I want you to know you are safe here. 

I want you to know in your heart, in your mind, and in your whole being that if anything makes you feel uncomfortable, if anything is off, you are free to say so. Your feelings, experience, wisdom, insight, and pain are all valued here and will be honored.  

Your truth is safe here. And your truth will be handled with care and love.

You trusted them, didn’t you?

They did a good job manipulating your heart, didn’t they? They manipulated your heart that was raised not to question authority, didn’t they?

Did they threaten to hurt you or someone you love, if you told?

Or did they tell you no one would believe you?

All of it—the compliments and gifts and undivided attention and counterfeit intimacy—seemed too good to be true, didn’t it?

Do NOT shame yourself or call yourself stupid for believing what they told you.

Do NOT beat yourself up for letting your heart feel loyalty and love for them. They’d been watching you and knew what they needed to say and do to convince you that you were safe with them.   

Do NOT shame yourself for experiencing sexual pleasure at the hands of your abuser while feeling trapped mentally, emotionally, and spiritually; unable to cry out for help. 

The discard hurts so bad, doesn’t it?  

They abused you! How do they get to throw you away like you were the one who had done something wrong when all you did was believe their lies? 

The whole thing is vile and disgusting and I’m so sorry it was your reality.

Take all the time you need to process this. In this place you can cry, rest, sit silently, draw, journal, cry some more, talk, cuss, scream, and question every belief you’ve ever been taught. 

I’m so sorry the others didn’t believe you when you told them. 

I know we have a lot of work ahead of us, but one day you will know this in your heart to be true: 

It was not your fault. 

Their disbelief about your abuse is not your fault. 

Their unwillingness to protect you from that predator is not your fault. 

You did NOTHING wrong.  

Your personality is wonderful, not broken. Your style of dress is yours and perfect. The way you like to do your hair and make-up is absolutely fine! The fact that you’re amazing at dancing and acting is such a gift. 

Your heart to help and love others is so precious. 

Few are built with a heart that loves as much as yours. It’s okay if you don’t feel like taking care of others for a while. Actually it’s good for you to take a break from worrying about what anyone else wants while you learn to listen to what you need and know to be right and good for you.

▸ **Supplied records**
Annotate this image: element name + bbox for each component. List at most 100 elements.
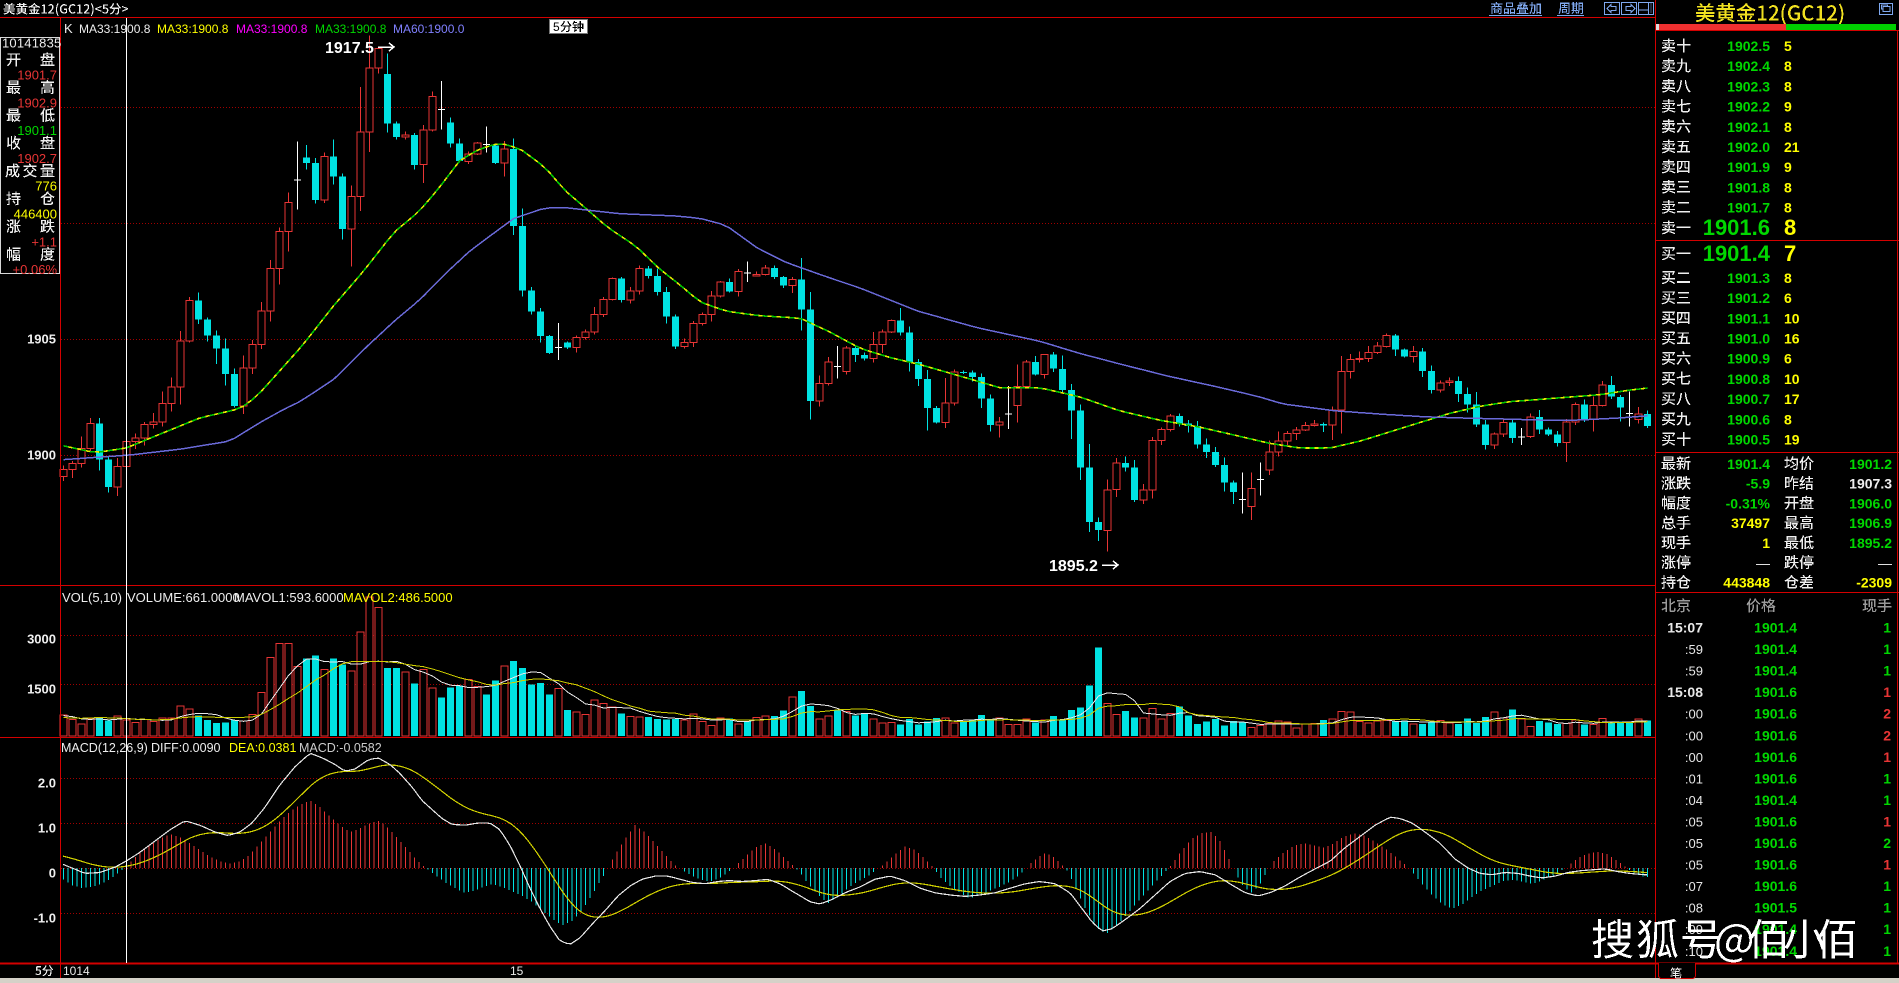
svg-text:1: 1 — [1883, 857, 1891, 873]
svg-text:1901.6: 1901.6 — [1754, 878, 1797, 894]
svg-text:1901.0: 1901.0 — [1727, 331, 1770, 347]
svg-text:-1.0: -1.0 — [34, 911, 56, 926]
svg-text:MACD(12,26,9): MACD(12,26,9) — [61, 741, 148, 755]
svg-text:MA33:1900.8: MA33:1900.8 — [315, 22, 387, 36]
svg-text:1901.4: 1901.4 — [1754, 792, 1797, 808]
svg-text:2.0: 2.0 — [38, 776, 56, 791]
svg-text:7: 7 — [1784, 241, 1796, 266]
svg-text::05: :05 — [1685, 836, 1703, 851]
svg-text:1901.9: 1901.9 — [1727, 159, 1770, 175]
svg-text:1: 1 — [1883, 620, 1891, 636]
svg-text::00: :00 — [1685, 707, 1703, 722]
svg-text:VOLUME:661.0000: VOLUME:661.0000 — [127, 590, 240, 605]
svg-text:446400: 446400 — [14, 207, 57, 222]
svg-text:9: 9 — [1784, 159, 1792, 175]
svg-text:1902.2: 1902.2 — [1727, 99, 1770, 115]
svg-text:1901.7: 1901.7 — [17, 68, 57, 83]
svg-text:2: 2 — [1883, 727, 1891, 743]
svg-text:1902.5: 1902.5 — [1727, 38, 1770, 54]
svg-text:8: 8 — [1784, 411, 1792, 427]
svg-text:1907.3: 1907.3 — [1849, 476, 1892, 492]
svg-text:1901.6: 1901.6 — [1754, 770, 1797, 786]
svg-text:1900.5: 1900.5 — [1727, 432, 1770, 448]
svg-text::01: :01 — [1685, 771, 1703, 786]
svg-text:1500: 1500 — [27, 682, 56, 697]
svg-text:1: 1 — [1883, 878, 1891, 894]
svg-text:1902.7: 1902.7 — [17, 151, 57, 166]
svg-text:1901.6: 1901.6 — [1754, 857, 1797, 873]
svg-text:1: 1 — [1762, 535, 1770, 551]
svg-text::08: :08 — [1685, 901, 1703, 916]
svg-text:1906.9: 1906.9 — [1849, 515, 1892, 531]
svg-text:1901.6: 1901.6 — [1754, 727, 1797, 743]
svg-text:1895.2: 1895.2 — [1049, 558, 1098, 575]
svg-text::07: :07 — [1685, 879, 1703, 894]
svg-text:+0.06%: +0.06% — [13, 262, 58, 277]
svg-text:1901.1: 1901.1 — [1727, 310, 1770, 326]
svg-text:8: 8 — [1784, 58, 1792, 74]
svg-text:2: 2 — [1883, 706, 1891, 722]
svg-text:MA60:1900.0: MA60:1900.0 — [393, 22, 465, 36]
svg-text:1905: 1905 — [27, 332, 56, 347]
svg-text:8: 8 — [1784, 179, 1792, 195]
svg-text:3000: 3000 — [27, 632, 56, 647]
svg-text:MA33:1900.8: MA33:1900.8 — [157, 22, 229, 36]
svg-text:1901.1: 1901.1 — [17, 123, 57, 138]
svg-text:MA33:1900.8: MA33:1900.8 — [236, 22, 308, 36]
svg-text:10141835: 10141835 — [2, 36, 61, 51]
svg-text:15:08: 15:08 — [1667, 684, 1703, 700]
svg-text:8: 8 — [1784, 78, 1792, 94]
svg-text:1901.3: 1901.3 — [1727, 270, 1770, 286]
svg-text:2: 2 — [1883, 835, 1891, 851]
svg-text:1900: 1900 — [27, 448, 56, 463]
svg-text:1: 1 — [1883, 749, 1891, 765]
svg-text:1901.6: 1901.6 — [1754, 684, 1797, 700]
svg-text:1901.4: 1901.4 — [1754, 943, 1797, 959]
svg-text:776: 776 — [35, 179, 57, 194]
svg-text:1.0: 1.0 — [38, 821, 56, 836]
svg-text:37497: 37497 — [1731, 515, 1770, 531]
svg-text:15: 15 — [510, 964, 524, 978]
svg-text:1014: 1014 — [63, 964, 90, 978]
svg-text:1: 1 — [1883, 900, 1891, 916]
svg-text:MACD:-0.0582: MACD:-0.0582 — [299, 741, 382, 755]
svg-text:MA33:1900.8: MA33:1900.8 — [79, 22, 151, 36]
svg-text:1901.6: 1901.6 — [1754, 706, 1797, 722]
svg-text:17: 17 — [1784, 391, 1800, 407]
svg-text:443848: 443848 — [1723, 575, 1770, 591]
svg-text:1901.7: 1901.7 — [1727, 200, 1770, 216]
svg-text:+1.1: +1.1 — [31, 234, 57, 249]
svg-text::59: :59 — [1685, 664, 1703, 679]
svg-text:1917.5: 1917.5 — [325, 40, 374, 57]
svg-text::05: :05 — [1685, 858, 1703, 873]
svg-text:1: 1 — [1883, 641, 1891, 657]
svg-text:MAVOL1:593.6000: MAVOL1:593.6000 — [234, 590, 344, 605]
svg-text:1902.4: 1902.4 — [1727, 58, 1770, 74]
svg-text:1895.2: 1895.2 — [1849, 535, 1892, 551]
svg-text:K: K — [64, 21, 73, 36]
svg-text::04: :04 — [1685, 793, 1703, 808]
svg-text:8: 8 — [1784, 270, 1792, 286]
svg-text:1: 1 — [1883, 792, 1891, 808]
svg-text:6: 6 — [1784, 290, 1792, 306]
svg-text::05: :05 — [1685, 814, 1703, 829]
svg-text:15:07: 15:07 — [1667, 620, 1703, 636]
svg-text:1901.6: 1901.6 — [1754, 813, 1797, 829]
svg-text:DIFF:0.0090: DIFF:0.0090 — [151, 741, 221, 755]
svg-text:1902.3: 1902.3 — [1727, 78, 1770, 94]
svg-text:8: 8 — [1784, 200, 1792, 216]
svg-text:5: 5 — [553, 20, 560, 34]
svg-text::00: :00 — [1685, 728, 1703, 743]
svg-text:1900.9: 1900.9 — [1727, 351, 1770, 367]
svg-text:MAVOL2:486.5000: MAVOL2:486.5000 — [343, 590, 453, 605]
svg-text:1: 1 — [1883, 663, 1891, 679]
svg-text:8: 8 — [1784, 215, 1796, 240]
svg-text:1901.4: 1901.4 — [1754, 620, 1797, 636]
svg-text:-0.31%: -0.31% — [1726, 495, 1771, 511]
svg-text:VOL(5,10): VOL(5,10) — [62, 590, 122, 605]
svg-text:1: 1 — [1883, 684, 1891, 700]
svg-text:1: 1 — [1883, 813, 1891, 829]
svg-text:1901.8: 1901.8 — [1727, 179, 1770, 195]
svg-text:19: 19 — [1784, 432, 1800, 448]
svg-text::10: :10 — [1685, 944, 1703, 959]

--

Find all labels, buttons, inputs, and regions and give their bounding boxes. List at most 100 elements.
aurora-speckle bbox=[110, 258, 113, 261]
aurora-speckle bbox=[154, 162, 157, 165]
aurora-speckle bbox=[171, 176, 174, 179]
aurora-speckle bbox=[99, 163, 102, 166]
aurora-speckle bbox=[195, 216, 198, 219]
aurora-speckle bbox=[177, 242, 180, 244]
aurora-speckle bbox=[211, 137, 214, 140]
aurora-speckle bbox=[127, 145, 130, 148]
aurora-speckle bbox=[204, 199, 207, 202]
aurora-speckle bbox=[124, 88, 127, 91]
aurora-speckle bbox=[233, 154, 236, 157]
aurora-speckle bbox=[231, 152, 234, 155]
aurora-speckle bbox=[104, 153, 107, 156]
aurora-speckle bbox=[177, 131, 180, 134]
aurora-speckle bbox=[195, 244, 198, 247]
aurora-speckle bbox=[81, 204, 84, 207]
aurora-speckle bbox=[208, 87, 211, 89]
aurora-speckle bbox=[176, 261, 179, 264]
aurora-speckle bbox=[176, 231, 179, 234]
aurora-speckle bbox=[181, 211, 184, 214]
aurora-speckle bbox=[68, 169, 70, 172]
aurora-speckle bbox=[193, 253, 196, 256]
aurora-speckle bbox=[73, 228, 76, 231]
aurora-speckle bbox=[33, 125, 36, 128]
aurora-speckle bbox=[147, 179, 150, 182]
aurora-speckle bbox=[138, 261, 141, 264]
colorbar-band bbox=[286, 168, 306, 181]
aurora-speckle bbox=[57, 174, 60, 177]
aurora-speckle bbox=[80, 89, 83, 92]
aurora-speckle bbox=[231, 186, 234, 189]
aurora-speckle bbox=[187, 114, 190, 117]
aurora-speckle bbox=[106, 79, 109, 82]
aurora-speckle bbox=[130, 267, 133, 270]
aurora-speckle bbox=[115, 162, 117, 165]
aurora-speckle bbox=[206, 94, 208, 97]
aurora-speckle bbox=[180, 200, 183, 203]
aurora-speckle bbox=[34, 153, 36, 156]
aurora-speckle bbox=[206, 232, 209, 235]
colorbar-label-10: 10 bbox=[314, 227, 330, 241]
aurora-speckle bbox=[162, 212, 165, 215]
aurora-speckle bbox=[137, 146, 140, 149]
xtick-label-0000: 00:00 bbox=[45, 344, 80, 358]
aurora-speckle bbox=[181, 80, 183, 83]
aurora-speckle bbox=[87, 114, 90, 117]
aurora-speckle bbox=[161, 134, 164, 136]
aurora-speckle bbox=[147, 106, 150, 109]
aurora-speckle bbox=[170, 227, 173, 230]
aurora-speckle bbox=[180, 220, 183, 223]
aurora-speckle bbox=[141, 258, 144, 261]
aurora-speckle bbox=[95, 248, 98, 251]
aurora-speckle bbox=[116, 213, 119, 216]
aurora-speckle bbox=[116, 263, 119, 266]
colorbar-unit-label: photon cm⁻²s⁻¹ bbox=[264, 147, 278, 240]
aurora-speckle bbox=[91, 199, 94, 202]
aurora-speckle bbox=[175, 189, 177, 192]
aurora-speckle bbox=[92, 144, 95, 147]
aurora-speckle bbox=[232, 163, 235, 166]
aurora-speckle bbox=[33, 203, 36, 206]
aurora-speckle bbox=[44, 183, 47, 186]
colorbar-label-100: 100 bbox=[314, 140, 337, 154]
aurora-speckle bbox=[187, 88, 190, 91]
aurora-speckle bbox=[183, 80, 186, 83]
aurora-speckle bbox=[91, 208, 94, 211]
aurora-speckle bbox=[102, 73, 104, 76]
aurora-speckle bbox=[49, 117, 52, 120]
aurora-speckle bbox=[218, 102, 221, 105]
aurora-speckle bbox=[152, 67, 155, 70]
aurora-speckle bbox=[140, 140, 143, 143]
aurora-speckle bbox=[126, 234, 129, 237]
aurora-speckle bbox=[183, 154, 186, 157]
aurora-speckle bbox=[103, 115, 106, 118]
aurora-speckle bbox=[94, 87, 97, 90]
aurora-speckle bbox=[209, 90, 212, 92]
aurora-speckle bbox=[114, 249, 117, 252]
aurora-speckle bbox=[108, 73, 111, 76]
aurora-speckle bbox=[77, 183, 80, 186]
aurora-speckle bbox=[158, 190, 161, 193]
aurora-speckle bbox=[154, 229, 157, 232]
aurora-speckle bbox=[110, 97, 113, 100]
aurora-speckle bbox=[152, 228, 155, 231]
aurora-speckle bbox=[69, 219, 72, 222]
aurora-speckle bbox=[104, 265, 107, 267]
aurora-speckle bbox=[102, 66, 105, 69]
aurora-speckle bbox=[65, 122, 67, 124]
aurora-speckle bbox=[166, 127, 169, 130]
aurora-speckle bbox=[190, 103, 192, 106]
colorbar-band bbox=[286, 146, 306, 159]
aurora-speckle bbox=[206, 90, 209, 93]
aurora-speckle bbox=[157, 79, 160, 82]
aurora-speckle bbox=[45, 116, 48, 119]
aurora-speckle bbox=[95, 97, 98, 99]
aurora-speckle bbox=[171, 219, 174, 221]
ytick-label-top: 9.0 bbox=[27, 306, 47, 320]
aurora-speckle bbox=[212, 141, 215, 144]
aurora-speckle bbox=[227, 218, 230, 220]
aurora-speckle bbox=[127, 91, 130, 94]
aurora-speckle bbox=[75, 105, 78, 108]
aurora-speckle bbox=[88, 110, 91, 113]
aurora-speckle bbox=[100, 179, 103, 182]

▸ **Direction A**
In the message to an abuse survivor, which two talents are described as a gift?
▸ **Direction B**
Carry on the message to an abuse survivor, starting after its final sentence.
The items come from a separate source and are unrelated to the message to an abuse survivor.

▸ **Answer A**
Being amazing at dancing and acting.

▸ **Answer B**
The abuse is NOT and was NOT your fault. 

No one told you this was abuse, yet, huh? 

I can see by the shock in your eyes that you have yet to acknowledge this as sexual abuse.

In fact, what you experienced was assault. Sexual assault.

You were coerced. You were groomed into believing you were safe and what was happening was normal. 

You believed they were put here on this earth to love you, protect you, support you, encourage you, and help you grow. Your family and even friends loved them and esteemed them as a wonderful person. You were raised to see the good in people and to be optimistic and loving. 

There was no way your heart and mind could have known this person you loved—your abuser—was deceiving you. There was no way you could have known they were preparing you for sexual assault.  

Do you need a break? Are you okay right now?  

Good. I’m proud of you for being here. You are so brave. So brave. 

You’re doing the right thing.  

Right now you might question if you’ve shared too much or if you should have just kept it all to yourself. You might question yourself 1,000 times over again because any and every attempt before now, to find comfort and understanding in someone, has told you that you are alone. 

Those who were supposed to support you lied to you about your worth and value by denying the heinous abuse you have suffered. 

I know it’s hard to understand this now, but their denial is the result of their ignorance and fear. Their unwillingness to hear you and believe you HAS NOTHING to do with the truth of what you’ve been through. 

You are a diamond. You are a gift to this world. 

I am so sorry you weren’t cared for, protected, and valued appropriately by the ones you love. 

And yes, it’s okay to be confused by the fact that you still love and care for the people who hurt you. We will work through this loyalty that you feel for your abusers and the guilty bystanders. Don’t beat yourself up for still loving them.    

You are here now. 

We will take all the time you need to heal your hurt, to heal your heart, and to see what beautiful and wonderful version of you rises out of this pit of pain.  

But there’s no rush.

You are here.

You are safe.

And you are loved.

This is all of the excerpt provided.